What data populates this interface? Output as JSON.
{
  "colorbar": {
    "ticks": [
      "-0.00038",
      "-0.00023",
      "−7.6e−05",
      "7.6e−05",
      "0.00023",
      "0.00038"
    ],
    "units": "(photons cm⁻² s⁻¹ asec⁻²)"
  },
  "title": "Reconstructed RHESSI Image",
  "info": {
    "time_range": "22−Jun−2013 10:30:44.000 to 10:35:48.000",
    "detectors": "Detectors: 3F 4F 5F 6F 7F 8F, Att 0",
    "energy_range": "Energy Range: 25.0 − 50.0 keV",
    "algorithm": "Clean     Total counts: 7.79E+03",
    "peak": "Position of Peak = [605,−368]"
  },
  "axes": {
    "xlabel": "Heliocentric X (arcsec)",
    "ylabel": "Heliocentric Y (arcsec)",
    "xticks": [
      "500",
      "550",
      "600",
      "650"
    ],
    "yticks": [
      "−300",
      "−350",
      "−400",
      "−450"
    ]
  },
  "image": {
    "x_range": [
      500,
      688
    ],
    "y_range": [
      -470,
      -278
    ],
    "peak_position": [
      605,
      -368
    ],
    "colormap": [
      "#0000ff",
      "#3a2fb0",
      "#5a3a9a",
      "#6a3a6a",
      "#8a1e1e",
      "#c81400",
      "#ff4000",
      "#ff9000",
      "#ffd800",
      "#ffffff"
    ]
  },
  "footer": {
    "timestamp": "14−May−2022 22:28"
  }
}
☆ ☆ ☆ ☆
* **BRIEF**
All of the entries above need to be reproduced exactly.

* **RESPONSE TO THE EXERCISE**
What data populates this interface? Output as JSON.
{
  "colorbar": {
    "ticks": [
      "-0.00038",
      "-0.00023",
      "−7.6e−05",
      "7.6e−05",
      "0.00023",
      "0.00038"
    ],
    "units": "(photons cm⁻² s⁻¹ asec⁻²)"
  },
  "title": "Reconstructed RHESSI Image",
  "info": {
    "time_range": "22−Jun−2013 10:30:44.000 to 10:35:48.000",
    "detectors": "Detectors: 3F 4F 5F 6F 7F 8F, Att 0",
    "energy_range": "Energy Range: 25.0 − 50.0 keV",
    "algorithm": "Clean     Total counts: 7.79E+03",
    "peak": "Position of Peak = [605,−368]"
  },
  "axes": {
    "xlabel": "Heliocentric X (arcsec)",
    "ylabel": "Heliocentric Y (arcsec)",
    "xticks": [
      "500",
      "550",
      "600",
      "650"
    ],
    "yticks": [
      "−300",
      "−350",
      "−400",
      "−450"
    ]
  },
  "image": {
    "x_range": [
      500,
      688
    ],
    "y_range": [
      -470,
      -278
    ],
    "peak_position": [
      605,
      -368
    ],
    "colormap": [
      "#0000ff",
      "#3a2fb0",
      "#5a3a9a",
      "#6a3a6a",
      "#8a1e1e",
      "#c81400",
      "#ff4000",
      "#ff9000",
      "#ffd800",
      "#ffffff"
    ]
  },
  "footer": {
    "timestamp": "14−May−2022 22:28"
  }
}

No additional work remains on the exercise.